◆ **Work to complete**: Rewrite the items below, changing every "x-tick-label" to "horizontal-tick-label" and leaving everything else as it is.

◆ **Stored records**:
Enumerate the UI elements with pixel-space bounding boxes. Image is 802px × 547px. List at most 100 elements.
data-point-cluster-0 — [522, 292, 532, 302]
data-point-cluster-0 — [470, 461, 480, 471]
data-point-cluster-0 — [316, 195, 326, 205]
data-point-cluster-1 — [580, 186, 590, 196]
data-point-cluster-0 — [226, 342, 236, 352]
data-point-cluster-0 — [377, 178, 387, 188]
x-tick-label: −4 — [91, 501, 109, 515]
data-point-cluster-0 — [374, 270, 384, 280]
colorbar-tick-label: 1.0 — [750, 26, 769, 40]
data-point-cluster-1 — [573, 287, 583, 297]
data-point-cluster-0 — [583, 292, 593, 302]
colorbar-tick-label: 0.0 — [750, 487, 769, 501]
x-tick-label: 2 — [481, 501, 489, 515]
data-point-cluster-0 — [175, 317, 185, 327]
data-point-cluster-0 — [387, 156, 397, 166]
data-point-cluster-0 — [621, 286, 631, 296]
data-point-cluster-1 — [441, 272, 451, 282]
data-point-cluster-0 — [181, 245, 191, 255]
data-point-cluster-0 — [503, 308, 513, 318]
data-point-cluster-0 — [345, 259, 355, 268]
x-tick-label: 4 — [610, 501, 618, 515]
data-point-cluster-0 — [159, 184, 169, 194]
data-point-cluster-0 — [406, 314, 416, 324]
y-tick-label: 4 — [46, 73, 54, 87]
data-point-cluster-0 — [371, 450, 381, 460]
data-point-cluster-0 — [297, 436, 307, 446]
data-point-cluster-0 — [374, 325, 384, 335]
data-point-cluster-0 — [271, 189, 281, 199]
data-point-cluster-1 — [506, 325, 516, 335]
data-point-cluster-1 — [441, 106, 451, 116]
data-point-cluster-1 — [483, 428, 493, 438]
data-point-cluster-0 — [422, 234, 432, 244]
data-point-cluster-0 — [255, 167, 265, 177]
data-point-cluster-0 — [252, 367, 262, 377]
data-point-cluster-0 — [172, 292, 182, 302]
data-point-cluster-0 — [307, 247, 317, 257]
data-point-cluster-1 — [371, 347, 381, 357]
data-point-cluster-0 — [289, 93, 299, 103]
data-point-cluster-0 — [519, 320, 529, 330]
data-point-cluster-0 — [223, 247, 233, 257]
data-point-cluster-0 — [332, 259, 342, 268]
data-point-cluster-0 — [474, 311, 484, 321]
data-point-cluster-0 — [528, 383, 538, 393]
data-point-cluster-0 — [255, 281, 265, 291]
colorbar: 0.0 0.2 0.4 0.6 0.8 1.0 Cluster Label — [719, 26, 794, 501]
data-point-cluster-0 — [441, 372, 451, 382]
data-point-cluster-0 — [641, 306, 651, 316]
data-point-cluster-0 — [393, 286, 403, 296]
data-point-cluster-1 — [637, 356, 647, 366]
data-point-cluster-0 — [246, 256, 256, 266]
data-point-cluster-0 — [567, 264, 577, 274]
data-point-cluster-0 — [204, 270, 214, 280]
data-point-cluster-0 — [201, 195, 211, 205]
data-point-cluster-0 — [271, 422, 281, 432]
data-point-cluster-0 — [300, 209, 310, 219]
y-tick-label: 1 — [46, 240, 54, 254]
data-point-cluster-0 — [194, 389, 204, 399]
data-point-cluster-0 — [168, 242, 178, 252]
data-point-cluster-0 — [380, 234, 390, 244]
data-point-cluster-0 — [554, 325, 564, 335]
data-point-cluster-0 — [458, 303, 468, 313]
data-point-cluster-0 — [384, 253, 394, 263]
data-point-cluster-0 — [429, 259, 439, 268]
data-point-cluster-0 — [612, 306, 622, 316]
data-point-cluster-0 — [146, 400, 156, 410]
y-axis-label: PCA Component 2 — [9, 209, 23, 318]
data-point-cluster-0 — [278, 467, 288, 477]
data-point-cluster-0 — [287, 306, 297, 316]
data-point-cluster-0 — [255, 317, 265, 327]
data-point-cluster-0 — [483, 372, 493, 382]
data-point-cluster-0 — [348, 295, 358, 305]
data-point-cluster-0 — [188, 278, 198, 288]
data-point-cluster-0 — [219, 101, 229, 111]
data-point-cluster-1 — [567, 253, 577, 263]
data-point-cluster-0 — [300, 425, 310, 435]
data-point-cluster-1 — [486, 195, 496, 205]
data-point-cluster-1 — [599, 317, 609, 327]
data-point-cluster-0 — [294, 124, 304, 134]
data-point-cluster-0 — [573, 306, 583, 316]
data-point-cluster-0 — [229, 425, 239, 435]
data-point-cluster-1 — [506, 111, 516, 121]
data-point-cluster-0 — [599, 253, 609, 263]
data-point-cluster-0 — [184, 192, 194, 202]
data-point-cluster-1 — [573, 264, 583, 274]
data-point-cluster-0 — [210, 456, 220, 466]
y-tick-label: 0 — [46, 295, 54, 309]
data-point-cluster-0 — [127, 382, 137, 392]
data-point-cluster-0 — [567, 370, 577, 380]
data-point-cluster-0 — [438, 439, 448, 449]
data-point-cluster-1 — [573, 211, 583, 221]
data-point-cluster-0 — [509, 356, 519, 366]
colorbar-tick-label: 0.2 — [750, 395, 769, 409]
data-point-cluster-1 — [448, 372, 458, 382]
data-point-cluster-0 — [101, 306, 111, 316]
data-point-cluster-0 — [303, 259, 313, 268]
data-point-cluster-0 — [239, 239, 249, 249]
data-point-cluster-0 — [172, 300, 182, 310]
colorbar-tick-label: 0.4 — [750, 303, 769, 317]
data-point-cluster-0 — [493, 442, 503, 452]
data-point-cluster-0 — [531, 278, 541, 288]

◆ **Written response**:
Enumerate the UI elements with pixel-space bounding boxes. Image is 802px × 547px. List at most 100 elements.
data-point-cluster-0 — [522, 292, 532, 302]
data-point-cluster-0 — [470, 461, 480, 471]
data-point-cluster-0 — [316, 195, 326, 205]
data-point-cluster-1 — [580, 186, 590, 196]
data-point-cluster-0 — [226, 342, 236, 352]
data-point-cluster-0 — [377, 178, 387, 188]
horizontal-tick-label: −4 — [91, 501, 109, 515]
data-point-cluster-0 — [374, 270, 384, 280]
colorbar-tick-label: 1.0 — [750, 26, 769, 40]
data-point-cluster-1 — [573, 287, 583, 297]
data-point-cluster-0 — [583, 292, 593, 302]
colorbar-tick-label: 0.0 — [750, 487, 769, 501]
horizontal-tick-label: 2 — [481, 501, 489, 515]
data-point-cluster-0 — [175, 317, 185, 327]
data-point-cluster-0 — [387, 156, 397, 166]
data-point-cluster-0 — [621, 286, 631, 296]
data-point-cluster-1 — [441, 272, 451, 282]
data-point-cluster-0 — [181, 245, 191, 255]
data-point-cluster-0 — [503, 308, 513, 318]
data-point-cluster-0 — [345, 259, 355, 268]
horizontal-tick-label: 4 — [610, 501, 618, 515]
data-point-cluster-0 — [159, 184, 169, 194]
data-point-cluster-0 — [406, 314, 416, 324]
y-tick-label: 4 — [46, 73, 54, 87]
data-point-cluster-0 — [371, 450, 381, 460]
data-point-cluster-0 — [297, 436, 307, 446]
data-point-cluster-0 — [374, 325, 384, 335]
data-point-cluster-0 — [271, 189, 281, 199]
data-point-cluster-1 — [506, 325, 516, 335]
data-point-cluster-1 — [441, 106, 451, 116]
data-point-cluster-1 — [483, 428, 493, 438]
data-point-cluster-0 — [422, 234, 432, 244]
data-point-cluster-0 — [255, 167, 265, 177]
data-point-cluster-0 — [252, 367, 262, 377]
data-point-cluster-0 — [172, 292, 182, 302]
data-point-cluster-0 — [307, 247, 317, 257]
data-point-cluster-1 — [371, 347, 381, 357]
data-point-cluster-0 — [289, 93, 299, 103]
data-point-cluster-0 — [519, 320, 529, 330]
data-point-cluster-0 — [223, 247, 233, 257]
data-point-cluster-0 — [332, 259, 342, 268]
data-point-cluster-0 — [474, 311, 484, 321]
data-point-cluster-0 — [528, 383, 538, 393]
data-point-cluster-0 — [255, 281, 265, 291]
colorbar: 0.0 0.2 0.4 0.6 0.8 1.0 Cluster Label — [719, 26, 794, 501]
data-point-cluster-0 — [441, 372, 451, 382]
data-point-cluster-0 — [641, 306, 651, 316]
data-point-cluster-0 — [393, 286, 403, 296]
data-point-cluster-1 — [637, 356, 647, 366]
data-point-cluster-0 — [246, 256, 256, 266]
data-point-cluster-0 — [567, 264, 577, 274]
data-point-cluster-0 — [204, 270, 214, 280]
data-point-cluster-0 — [201, 195, 211, 205]
data-point-cluster-0 — [271, 422, 281, 432]
data-point-cluster-0 — [300, 209, 310, 219]
y-tick-label: 1 — [46, 240, 54, 254]
data-point-cluster-0 — [194, 389, 204, 399]
data-point-cluster-0 — [168, 242, 178, 252]
data-point-cluster-0 — [380, 234, 390, 244]
data-point-cluster-0 — [554, 325, 564, 335]
data-point-cluster-0 — [458, 303, 468, 313]
data-point-cluster-0 — [384, 253, 394, 263]
data-point-cluster-0 — [429, 259, 439, 268]
data-point-cluster-0 — [612, 306, 622, 316]
data-point-cluster-0 — [146, 400, 156, 410]
y-axis-label: PCA Component 2 — [9, 209, 23, 318]
data-point-cluster-0 — [278, 467, 288, 477]
data-point-cluster-0 — [287, 306, 297, 316]
data-point-cluster-0 — [255, 317, 265, 327]
data-point-cluster-0 — [483, 372, 493, 382]
data-point-cluster-0 — [348, 295, 358, 305]
data-point-cluster-0 — [188, 278, 198, 288]
data-point-cluster-0 — [219, 101, 229, 111]
data-point-cluster-1 — [567, 253, 577, 263]
data-point-cluster-0 — [300, 425, 310, 435]
data-point-cluster-1 — [486, 195, 496, 205]
data-point-cluster-1 — [599, 317, 609, 327]
data-point-cluster-0 — [294, 124, 304, 134]
data-point-cluster-0 — [573, 306, 583, 316]
data-point-cluster-0 — [229, 425, 239, 435]
data-point-cluster-1 — [506, 111, 516, 121]
data-point-cluster-0 — [599, 253, 609, 263]
data-point-cluster-0 — [184, 192, 194, 202]
data-point-cluster-1 — [573, 264, 583, 274]
data-point-cluster-0 — [210, 456, 220, 466]
y-tick-label: 0 — [46, 295, 54, 309]
data-point-cluster-0 — [127, 382, 137, 392]
data-point-cluster-0 — [567, 370, 577, 380]
data-point-cluster-0 — [438, 439, 448, 449]
data-point-cluster-1 — [573, 211, 583, 221]
data-point-cluster-0 — [509, 356, 519, 366]
colorbar-tick-label: 0.2 — [750, 395, 769, 409]
data-point-cluster-1 — [448, 372, 458, 382]
data-point-cluster-0 — [101, 306, 111, 316]
data-point-cluster-0 — [303, 259, 313, 268]
data-point-cluster-0 — [239, 239, 249, 249]
data-point-cluster-0 — [172, 300, 182, 310]
colorbar-tick-label: 0.4 — [750, 303, 769, 317]
data-point-cluster-0 — [493, 442, 503, 452]
data-point-cluster-0 — [531, 278, 541, 288]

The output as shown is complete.